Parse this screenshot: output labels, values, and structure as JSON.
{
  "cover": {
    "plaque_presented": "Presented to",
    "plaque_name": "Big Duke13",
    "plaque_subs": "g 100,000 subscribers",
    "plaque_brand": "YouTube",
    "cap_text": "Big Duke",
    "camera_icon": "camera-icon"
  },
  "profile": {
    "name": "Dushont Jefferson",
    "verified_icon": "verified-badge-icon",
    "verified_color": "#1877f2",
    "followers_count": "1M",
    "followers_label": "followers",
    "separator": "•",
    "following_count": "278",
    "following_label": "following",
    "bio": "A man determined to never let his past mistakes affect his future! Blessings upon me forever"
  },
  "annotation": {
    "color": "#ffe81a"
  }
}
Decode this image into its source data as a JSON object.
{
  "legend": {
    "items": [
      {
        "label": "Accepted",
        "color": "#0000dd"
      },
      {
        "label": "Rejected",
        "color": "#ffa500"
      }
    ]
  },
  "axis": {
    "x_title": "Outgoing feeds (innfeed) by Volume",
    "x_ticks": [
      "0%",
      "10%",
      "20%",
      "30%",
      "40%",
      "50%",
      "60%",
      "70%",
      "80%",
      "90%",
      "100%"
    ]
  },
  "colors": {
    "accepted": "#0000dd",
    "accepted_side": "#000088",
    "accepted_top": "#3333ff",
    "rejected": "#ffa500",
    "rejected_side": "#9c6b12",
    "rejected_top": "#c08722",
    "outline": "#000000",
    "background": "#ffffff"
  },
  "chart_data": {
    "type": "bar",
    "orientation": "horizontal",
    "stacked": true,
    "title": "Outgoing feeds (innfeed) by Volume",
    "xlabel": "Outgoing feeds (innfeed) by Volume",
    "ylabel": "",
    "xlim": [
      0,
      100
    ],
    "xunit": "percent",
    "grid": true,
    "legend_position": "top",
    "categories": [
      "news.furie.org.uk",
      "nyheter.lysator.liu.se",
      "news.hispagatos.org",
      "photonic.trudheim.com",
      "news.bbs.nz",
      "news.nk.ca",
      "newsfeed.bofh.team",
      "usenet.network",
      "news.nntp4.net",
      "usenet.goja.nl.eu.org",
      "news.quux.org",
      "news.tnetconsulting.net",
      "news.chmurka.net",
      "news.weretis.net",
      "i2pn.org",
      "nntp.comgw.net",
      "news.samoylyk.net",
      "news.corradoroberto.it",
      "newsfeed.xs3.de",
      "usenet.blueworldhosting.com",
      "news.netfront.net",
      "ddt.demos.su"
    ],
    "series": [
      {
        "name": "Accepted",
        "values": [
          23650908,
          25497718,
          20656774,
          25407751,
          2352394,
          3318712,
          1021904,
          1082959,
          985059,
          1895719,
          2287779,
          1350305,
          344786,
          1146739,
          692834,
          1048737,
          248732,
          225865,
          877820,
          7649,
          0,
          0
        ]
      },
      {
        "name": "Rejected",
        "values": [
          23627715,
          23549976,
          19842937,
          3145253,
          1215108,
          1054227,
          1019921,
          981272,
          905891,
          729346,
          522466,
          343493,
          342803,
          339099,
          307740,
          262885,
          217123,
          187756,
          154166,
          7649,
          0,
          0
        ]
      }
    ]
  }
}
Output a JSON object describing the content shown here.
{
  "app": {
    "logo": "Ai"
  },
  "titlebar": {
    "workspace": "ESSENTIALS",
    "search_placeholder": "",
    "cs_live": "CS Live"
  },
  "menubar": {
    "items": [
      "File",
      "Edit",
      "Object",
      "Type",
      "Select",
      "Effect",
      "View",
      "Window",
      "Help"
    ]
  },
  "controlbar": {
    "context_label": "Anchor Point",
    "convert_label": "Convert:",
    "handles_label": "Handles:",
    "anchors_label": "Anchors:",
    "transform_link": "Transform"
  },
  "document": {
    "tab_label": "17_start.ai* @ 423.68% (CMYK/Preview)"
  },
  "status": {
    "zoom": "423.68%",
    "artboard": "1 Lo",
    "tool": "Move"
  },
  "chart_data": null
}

^^^^^^^^^^^^^^^^

GIVEN INSTRUCTION:
Track down every line of the material containing the string "usenet", and copy it.

THE RESPONSE:
      "usenet.network",
      "usenet.goja.nl.eu.org",
      "usenet.blueworldhosting.com",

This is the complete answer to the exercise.